▸ Provided records:
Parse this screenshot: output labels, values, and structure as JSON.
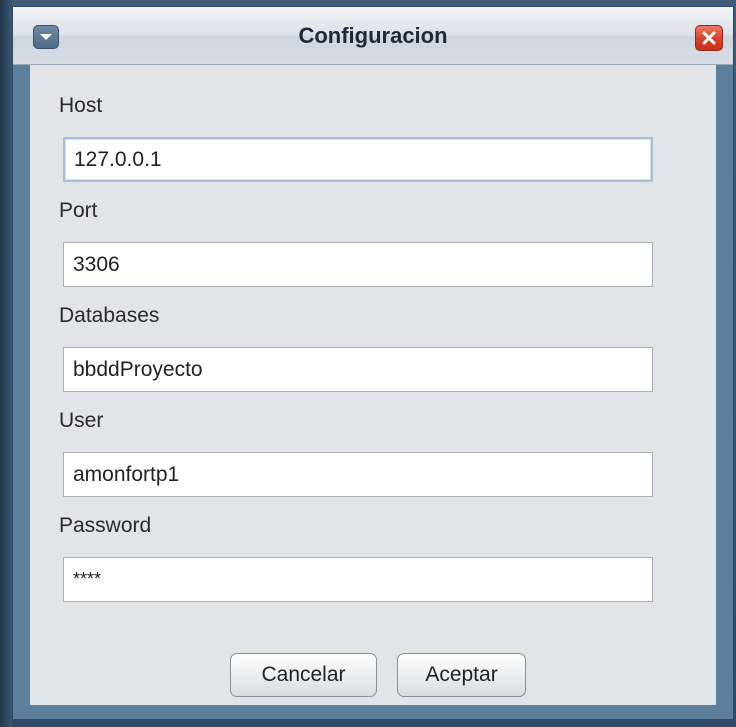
{
  "window": {
    "title": "Configuracion",
    "menu_icon": "chevron-down-icon",
    "close_icon": "close-icon"
  },
  "form": {
    "host": {
      "label": "Host",
      "value": "127.0.0.1"
    },
    "port": {
      "label": "Port",
      "value": "3306"
    },
    "databases": {
      "label": "Databases",
      "value": "bbddProyecto"
    },
    "user": {
      "label": "User",
      "value": "amonfortp1"
    },
    "password": {
      "label": "Password",
      "value": "****"
    }
  },
  "buttons": {
    "cancel_label": "Cancelar",
    "accept_label": "Aceptar"
  },
  "colors": {
    "content_bg": "#e3e4e8",
    "frame": "#5c7f9e",
    "close_red": "#d8412c"
  }
}
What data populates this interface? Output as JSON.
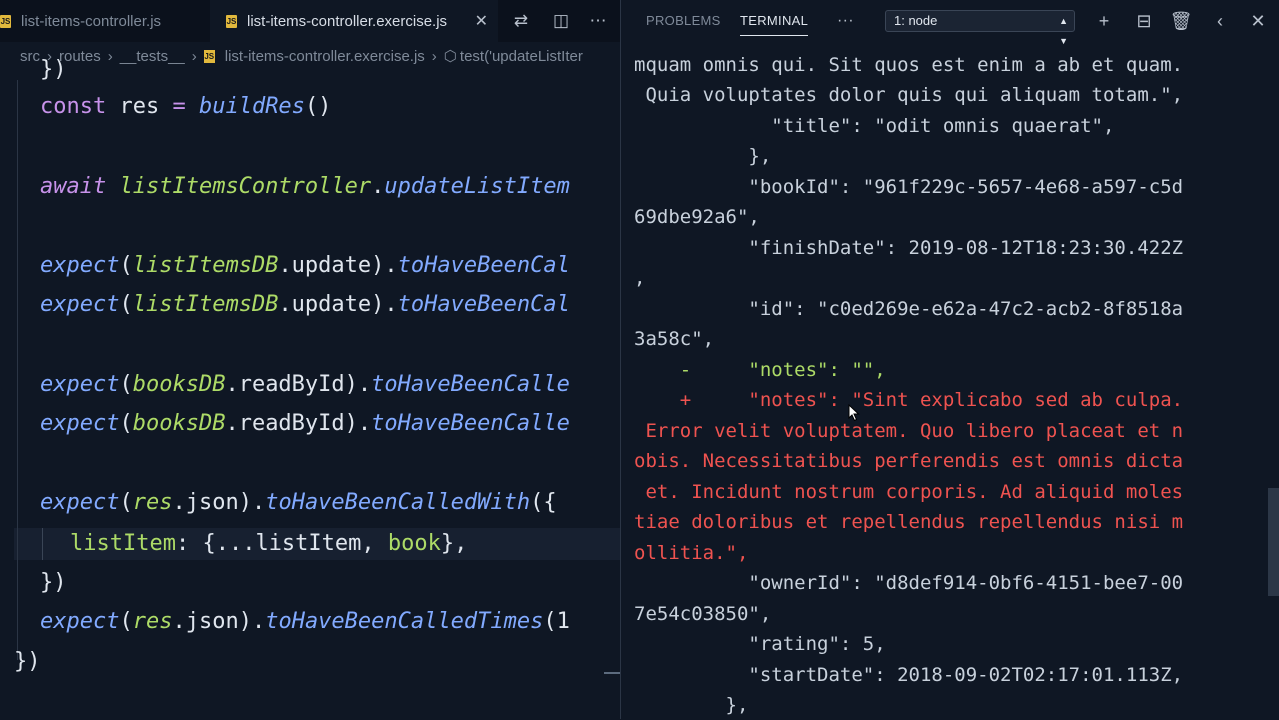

▸ Exercise requirements:
Repeat the material exactly as it reads, without any of its pictures.

▸ Solution:
Parse this screenshot: output labels, values, and structure as JSON.
{
  "window": {
    "title": "Configuracion",
    "menu_icon": "chevron-down-icon",
    "close_icon": "close-icon"
  },
  "form": {
    "host": {
      "label": "Host",
      "value": "127.0.0.1"
    },
    "port": {
      "label": "Port",
      "value": "3306"
    },
    "databases": {
      "label": "Databases",
      "value": "bbddProyecto"
    },
    "user": {
      "label": "User",
      "value": "amonfortp1"
    },
    "password": {
      "label": "Password",
      "value": "****"
    }
  },
  "buttons": {
    "cancel_label": "Cancelar",
    "accept_label": "Aceptar"
  },
  "colors": {
    "content_bg": "#e3e4e8",
    "frame": "#5c7f9e",
    "close_red": "#d8412c"
  }
}
What data populates this interface? Output as JSON.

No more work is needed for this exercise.